> _TASK INSTRUCTIONS_
Collect each line of the entries that holds the string "Gambit".

> _THE DATA_
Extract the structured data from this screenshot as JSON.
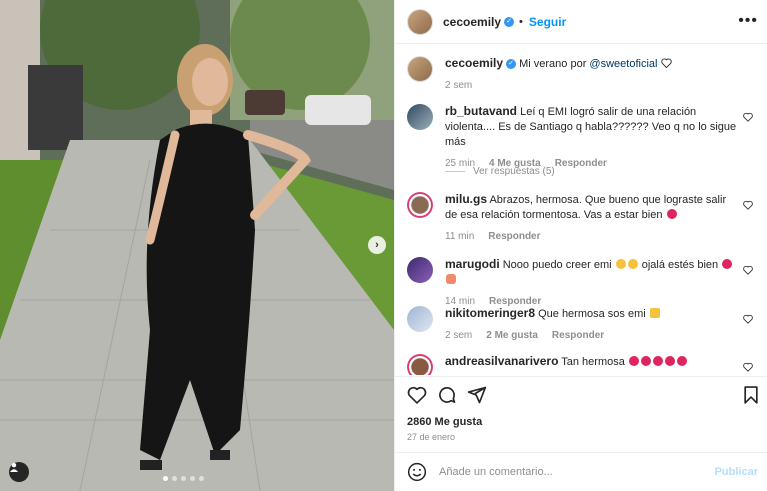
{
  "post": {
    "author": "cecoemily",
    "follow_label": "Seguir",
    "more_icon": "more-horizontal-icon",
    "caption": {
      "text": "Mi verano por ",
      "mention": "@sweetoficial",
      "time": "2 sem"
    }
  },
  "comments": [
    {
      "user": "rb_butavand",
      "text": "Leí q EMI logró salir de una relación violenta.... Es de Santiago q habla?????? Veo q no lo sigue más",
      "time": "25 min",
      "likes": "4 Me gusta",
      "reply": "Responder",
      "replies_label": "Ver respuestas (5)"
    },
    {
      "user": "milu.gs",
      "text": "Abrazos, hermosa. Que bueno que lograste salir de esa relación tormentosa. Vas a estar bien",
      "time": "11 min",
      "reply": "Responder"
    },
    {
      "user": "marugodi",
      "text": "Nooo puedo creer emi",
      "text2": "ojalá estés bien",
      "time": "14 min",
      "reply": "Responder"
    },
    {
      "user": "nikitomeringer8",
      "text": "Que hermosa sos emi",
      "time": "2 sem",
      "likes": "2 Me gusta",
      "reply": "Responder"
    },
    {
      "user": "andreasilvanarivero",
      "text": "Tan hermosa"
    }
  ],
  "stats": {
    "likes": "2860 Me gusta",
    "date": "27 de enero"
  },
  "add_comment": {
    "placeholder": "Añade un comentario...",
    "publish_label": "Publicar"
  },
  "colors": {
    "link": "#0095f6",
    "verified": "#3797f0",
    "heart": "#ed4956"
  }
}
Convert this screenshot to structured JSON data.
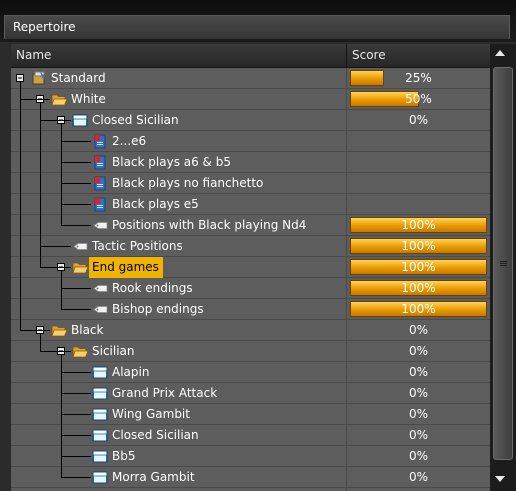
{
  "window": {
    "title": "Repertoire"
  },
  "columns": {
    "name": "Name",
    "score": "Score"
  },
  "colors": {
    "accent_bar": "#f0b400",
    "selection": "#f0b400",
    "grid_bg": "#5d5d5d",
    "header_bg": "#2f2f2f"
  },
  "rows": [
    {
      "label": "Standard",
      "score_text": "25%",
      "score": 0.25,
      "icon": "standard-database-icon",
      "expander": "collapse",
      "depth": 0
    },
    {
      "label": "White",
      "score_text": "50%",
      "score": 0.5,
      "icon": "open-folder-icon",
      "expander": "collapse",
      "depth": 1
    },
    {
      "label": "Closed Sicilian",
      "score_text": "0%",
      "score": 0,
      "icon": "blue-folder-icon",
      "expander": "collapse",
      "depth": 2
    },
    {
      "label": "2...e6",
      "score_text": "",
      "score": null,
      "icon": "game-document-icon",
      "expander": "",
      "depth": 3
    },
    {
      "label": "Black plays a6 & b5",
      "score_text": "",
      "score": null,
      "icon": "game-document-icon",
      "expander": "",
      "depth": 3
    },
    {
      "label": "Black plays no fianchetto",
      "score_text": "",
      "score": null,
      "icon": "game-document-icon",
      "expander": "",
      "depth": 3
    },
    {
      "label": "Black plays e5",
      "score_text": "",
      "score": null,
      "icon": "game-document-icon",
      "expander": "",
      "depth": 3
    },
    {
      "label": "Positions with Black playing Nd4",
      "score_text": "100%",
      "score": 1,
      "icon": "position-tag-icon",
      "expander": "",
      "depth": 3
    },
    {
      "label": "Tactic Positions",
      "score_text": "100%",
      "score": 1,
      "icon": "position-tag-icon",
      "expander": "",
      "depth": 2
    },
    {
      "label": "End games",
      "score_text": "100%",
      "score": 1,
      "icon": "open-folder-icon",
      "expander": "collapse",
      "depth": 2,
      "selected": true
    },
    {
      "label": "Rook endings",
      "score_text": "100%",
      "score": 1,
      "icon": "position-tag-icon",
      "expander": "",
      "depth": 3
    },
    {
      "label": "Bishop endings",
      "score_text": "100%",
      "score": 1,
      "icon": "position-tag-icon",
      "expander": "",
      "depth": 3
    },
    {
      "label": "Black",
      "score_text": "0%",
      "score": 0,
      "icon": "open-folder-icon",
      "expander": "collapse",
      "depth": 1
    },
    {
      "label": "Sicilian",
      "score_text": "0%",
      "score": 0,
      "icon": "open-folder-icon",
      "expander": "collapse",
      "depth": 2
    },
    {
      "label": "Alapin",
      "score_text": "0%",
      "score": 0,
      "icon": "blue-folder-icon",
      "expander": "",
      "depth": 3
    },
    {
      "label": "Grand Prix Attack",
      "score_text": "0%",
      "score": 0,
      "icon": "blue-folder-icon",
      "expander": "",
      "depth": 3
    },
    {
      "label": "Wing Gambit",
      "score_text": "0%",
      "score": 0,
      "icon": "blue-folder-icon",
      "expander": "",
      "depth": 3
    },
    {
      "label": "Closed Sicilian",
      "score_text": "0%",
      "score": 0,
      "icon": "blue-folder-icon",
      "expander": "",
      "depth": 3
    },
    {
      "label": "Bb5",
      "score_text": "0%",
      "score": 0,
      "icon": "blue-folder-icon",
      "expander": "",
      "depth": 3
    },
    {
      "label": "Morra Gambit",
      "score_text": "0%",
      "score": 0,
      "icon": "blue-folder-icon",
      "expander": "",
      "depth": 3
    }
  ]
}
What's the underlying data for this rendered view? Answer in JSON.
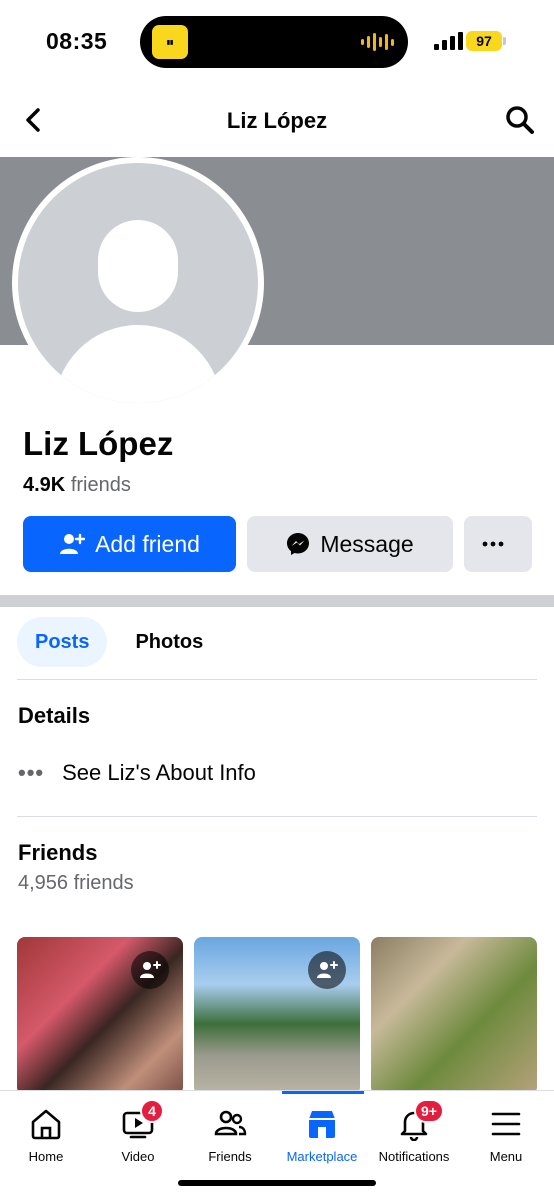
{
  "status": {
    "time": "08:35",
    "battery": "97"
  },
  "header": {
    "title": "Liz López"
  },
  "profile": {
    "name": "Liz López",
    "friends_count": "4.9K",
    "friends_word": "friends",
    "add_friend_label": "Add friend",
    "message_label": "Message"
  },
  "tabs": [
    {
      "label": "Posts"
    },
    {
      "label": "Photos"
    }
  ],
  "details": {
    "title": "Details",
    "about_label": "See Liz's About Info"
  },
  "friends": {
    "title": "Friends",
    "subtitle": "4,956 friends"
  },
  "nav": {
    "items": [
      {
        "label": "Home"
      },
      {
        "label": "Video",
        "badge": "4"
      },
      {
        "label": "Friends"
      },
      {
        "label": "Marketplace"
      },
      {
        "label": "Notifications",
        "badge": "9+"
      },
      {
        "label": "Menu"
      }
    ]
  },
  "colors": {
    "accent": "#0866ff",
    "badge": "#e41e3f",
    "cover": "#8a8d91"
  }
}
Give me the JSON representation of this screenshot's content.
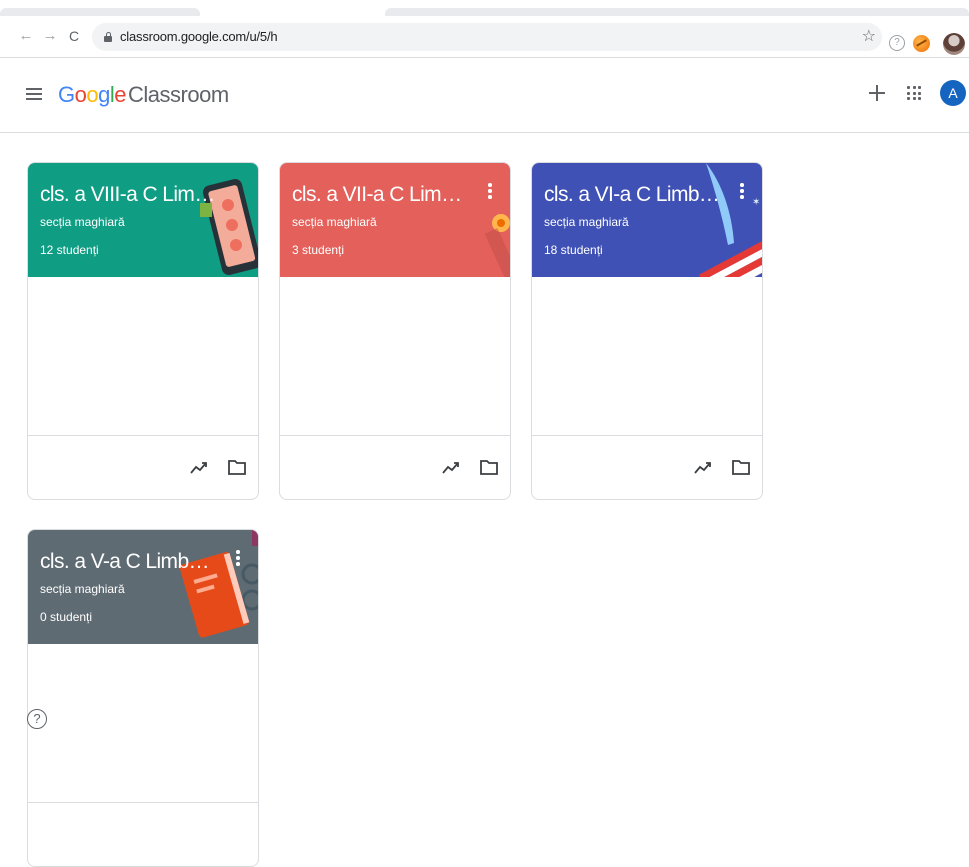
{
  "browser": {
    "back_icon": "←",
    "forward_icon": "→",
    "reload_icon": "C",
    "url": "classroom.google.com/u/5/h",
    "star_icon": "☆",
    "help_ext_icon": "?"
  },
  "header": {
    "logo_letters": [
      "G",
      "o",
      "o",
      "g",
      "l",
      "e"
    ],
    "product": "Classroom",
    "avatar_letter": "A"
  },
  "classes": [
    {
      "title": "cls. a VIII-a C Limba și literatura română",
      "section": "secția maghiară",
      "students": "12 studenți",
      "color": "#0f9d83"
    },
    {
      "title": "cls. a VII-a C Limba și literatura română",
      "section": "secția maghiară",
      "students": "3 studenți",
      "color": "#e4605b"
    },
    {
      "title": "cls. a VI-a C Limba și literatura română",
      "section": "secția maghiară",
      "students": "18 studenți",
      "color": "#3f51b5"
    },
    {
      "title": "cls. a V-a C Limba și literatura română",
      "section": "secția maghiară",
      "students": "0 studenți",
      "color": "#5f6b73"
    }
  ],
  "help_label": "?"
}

> _TASK RESPONSE_
      "label": "Wing Gambit",
      "label": "Morra Gambit",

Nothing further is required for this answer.